Among the entries, which lines carry the string "DevOps"? Copy each of them.

-- Start of Record set --

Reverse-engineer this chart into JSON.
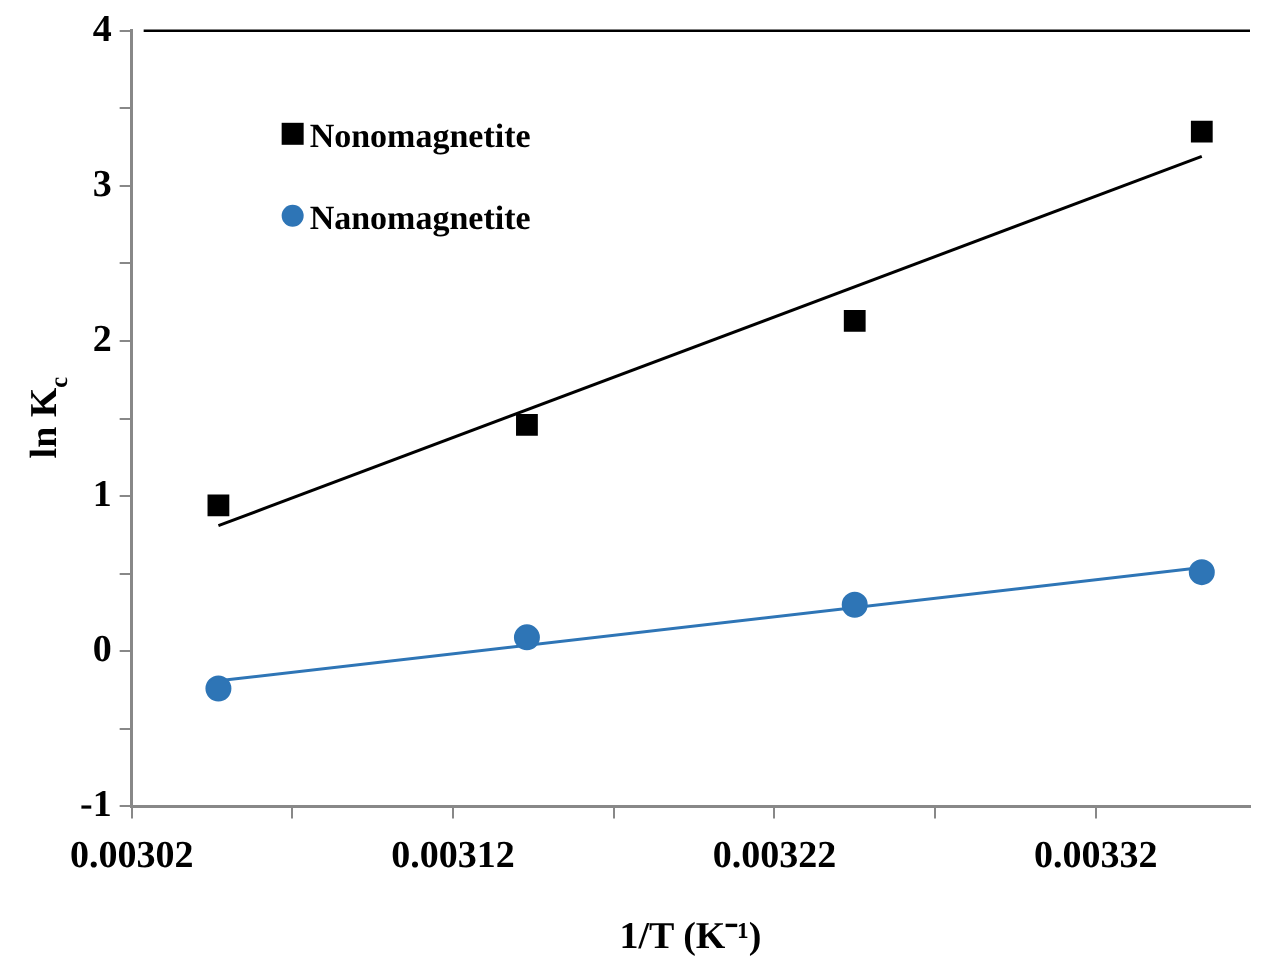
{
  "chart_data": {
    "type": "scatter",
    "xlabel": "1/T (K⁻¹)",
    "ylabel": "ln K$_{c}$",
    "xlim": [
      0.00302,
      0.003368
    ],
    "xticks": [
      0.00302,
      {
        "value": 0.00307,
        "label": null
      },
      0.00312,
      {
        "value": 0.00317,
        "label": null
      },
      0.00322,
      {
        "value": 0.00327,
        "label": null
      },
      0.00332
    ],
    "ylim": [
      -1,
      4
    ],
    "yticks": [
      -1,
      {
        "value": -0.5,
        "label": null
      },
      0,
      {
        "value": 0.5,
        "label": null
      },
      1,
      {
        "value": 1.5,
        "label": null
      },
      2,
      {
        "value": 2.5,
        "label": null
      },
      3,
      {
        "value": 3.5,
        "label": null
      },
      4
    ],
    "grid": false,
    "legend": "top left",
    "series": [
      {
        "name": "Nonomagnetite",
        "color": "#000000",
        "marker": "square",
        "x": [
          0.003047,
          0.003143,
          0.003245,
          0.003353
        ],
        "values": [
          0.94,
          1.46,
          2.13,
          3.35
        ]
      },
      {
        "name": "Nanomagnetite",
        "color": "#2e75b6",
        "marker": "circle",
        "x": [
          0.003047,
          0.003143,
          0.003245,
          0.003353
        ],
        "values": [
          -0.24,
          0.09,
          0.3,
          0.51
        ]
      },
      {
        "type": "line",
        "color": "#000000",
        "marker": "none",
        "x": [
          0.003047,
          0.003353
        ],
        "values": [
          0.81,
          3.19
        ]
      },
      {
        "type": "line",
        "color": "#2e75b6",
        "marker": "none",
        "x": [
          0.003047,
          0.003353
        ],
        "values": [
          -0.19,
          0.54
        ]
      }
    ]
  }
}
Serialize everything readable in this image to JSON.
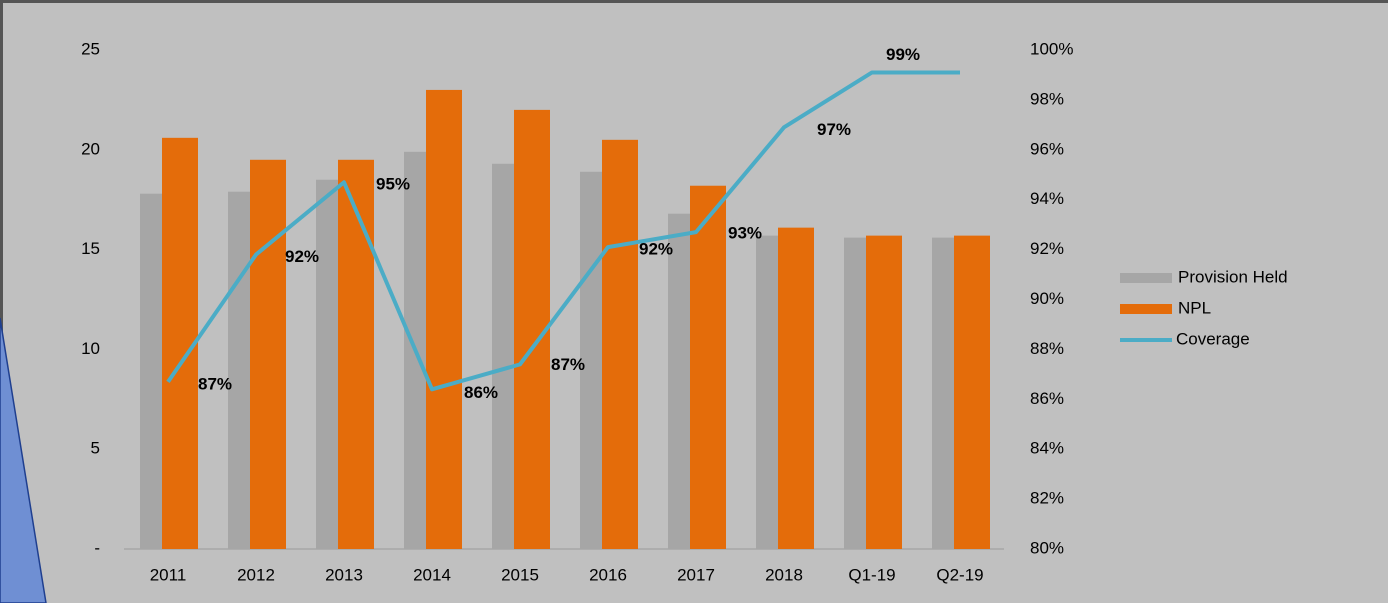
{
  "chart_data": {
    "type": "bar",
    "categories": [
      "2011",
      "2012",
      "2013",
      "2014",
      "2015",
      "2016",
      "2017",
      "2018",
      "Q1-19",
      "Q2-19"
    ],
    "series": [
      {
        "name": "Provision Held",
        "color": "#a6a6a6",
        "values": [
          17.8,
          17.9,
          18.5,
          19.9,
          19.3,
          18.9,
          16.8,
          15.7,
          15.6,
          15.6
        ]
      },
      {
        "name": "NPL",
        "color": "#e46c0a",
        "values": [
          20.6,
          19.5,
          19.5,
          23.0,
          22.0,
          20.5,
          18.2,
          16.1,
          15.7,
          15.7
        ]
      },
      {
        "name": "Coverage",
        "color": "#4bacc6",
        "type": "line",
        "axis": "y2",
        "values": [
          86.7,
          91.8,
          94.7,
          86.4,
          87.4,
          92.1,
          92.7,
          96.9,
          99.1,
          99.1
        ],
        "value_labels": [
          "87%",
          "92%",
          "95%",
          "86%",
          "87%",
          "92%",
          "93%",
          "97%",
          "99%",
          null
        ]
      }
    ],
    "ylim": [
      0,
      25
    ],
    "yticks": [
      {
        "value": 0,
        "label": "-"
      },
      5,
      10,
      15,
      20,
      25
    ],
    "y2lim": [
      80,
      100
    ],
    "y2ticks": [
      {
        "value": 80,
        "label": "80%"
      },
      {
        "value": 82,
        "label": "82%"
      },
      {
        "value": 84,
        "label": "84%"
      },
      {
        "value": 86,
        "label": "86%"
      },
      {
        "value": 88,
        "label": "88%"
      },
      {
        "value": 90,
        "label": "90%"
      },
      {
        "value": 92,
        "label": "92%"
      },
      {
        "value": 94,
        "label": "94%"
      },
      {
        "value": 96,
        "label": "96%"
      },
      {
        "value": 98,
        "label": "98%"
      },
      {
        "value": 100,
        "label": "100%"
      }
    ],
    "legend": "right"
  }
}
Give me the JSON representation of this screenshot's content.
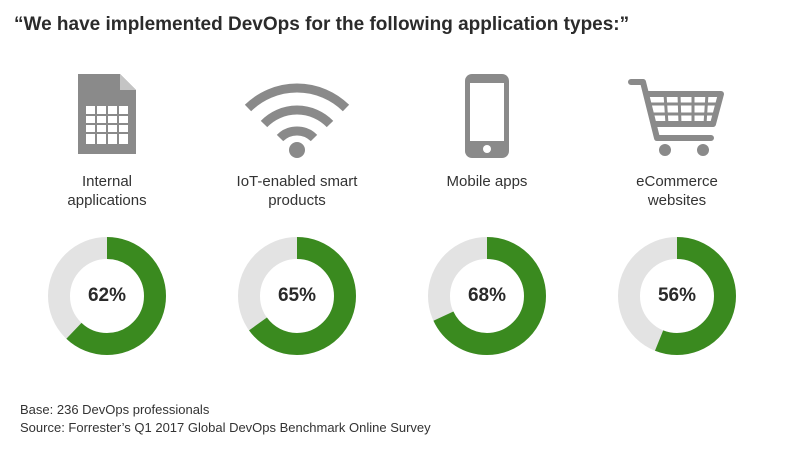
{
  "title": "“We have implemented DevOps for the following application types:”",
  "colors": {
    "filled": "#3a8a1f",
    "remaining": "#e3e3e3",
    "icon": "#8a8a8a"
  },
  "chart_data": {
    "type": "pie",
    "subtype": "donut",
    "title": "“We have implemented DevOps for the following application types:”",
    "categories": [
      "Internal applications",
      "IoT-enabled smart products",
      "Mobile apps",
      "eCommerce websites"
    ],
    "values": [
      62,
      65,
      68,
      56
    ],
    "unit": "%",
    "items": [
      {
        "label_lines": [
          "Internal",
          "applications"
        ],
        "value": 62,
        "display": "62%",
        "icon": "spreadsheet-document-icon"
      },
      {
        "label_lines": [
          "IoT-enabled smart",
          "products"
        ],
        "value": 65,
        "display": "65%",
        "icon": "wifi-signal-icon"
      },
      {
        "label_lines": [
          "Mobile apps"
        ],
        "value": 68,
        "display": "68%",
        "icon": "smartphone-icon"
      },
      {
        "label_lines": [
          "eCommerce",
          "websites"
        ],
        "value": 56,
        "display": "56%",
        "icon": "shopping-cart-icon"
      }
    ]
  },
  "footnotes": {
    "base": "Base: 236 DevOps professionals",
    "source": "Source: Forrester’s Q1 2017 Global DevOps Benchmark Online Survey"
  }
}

-- End of Record set --

(Correct response):
  "title": "“We have implemented DevOps for the following application types:”",
    "title": "“We have implemented DevOps for the following application types:”",
    "base": "Base: 236 DevOps professionals",
    "source": "Source: Forrester’s Q1 2017 Global DevOps Benchmark Online Survey"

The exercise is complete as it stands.